[Work to be completed]:
Write out the data below in full, unchanged, minus the images.
--- Start ---
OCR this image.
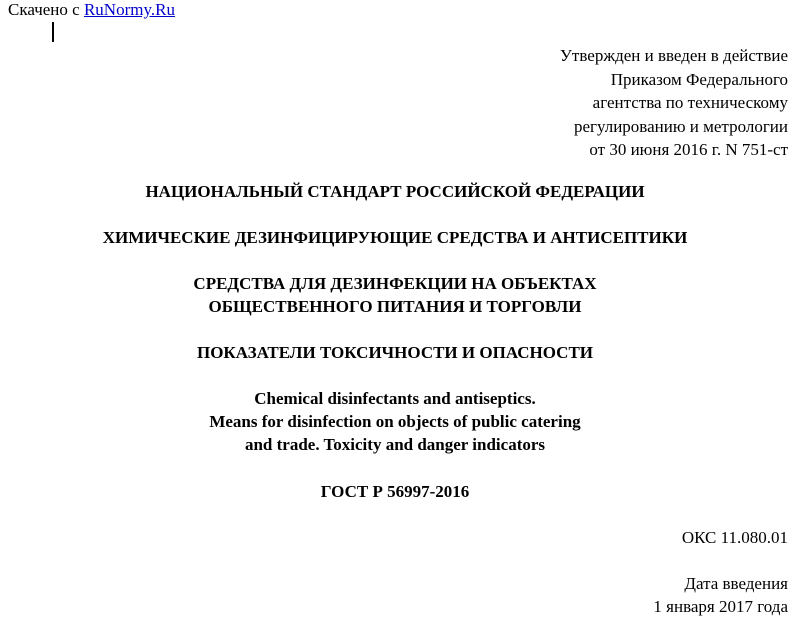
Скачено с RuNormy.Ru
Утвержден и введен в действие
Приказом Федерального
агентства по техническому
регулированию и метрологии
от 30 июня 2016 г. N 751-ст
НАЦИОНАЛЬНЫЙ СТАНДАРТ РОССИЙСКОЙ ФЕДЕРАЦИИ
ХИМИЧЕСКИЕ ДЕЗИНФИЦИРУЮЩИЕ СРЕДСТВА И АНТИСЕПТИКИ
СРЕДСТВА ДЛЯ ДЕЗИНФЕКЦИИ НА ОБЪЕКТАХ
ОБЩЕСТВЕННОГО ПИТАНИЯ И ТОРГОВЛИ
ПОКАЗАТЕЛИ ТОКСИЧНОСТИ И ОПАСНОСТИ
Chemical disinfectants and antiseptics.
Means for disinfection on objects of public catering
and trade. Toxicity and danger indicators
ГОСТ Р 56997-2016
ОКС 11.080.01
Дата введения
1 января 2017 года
--- End ---
[Task response]:
OCR this image.
Скачено с RuNormy.Ru
Утвержден и введен в действие
Приказом Федерального
агентства по техническому
регулированию и метрологии
от 30 июня 2016 г. N 751-ст
НАЦИОНАЛЬНЫЙ СТАНДАРТ РОССИЙСКОЙ ФЕДЕРАЦИИ
ХИМИЧЕСКИЕ ДЕЗИНФИЦИРУЮЩИЕ СРЕДСТВА И АНТИСЕПТИКИ
СРЕДСТВА ДЛЯ ДЕЗИНФЕКЦИИ НА ОБЪЕКТАХ
ОБЩЕСТВЕННОГО ПИТАНИЯ И ТОРГОВЛИ
ПОКАЗАТЕЛИ ТОКСИЧНОСТИ И ОПАСНОСТИ
Chemical disinfectants and antiseptics.
Means for disinfection on objects of public catering
and trade. Toxicity and danger indicators
ГОСТ Р 56997-2016
ОКС 11.080.01
Дата введения
1 января 2017 года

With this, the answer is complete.